Exercise aim: Each record must be reproduced exactly as it is shown.

Stored items from a collection:
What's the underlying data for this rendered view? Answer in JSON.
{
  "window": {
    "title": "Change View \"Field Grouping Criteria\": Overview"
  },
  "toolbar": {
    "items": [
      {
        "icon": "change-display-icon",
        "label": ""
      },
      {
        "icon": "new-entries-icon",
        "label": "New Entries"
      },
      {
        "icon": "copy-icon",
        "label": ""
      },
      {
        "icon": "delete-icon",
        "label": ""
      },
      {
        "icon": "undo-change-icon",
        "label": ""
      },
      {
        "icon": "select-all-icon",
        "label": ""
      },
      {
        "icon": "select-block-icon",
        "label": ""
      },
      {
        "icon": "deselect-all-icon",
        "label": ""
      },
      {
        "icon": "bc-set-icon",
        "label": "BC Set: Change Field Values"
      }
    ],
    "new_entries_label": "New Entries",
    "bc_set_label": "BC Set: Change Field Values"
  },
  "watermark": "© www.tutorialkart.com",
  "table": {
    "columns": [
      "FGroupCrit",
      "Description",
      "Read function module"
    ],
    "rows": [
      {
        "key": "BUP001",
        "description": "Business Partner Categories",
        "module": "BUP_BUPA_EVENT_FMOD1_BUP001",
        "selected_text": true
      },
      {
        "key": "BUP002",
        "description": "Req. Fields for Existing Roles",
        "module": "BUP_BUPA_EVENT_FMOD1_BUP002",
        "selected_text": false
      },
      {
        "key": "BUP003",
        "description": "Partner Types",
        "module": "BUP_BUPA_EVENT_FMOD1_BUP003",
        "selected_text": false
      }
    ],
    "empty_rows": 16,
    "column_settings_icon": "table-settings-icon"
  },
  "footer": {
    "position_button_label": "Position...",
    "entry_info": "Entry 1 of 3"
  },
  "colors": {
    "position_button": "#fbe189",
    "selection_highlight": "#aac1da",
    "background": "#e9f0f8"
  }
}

Task solution:
What's the underlying data for this rendered view? Answer in JSON.
{
  "window": {
    "title": "Change View \"Field Grouping Criteria\": Overview"
  },
  "toolbar": {
    "items": [
      {
        "icon": "change-display-icon",
        "label": ""
      },
      {
        "icon": "new-entries-icon",
        "label": "New Entries"
      },
      {
        "icon": "copy-icon",
        "label": ""
      },
      {
        "icon": "delete-icon",
        "label": ""
      },
      {
        "icon": "undo-change-icon",
        "label": ""
      },
      {
        "icon": "select-all-icon",
        "label": ""
      },
      {
        "icon": "select-block-icon",
        "label": ""
      },
      {
        "icon": "deselect-all-icon",
        "label": ""
      },
      {
        "icon": "bc-set-icon",
        "label": "BC Set: Change Field Values"
      }
    ],
    "new_entries_label": "New Entries",
    "bc_set_label": "BC Set: Change Field Values"
  },
  "watermark": "© www.tutorialkart.com",
  "table": {
    "columns": [
      "FGroupCrit",
      "Description",
      "Read function module"
    ],
    "rows": [
      {
        "key": "BUP001",
        "description": "Business Partner Categories",
        "module": "BUP_BUPA_EVENT_FMOD1_BUP001",
        "selected_text": true
      },
      {
        "key": "BUP002",
        "description": "Req. Fields for Existing Roles",
        "module": "BUP_BUPA_EVENT_FMOD1_BUP002",
        "selected_text": false
      },
      {
        "key": "BUP003",
        "description": "Partner Types",
        "module": "BUP_BUPA_EVENT_FMOD1_BUP003",
        "selected_text": false
      }
    ],
    "empty_rows": 16,
    "column_settings_icon": "table-settings-icon"
  },
  "footer": {
    "position_button_label": "Position...",
    "entry_info": "Entry 1 of 3"
  },
  "colors": {
    "position_button": "#fbe189",
    "selection_highlight": "#aac1da",
    "background": "#e9f0f8"
  }
}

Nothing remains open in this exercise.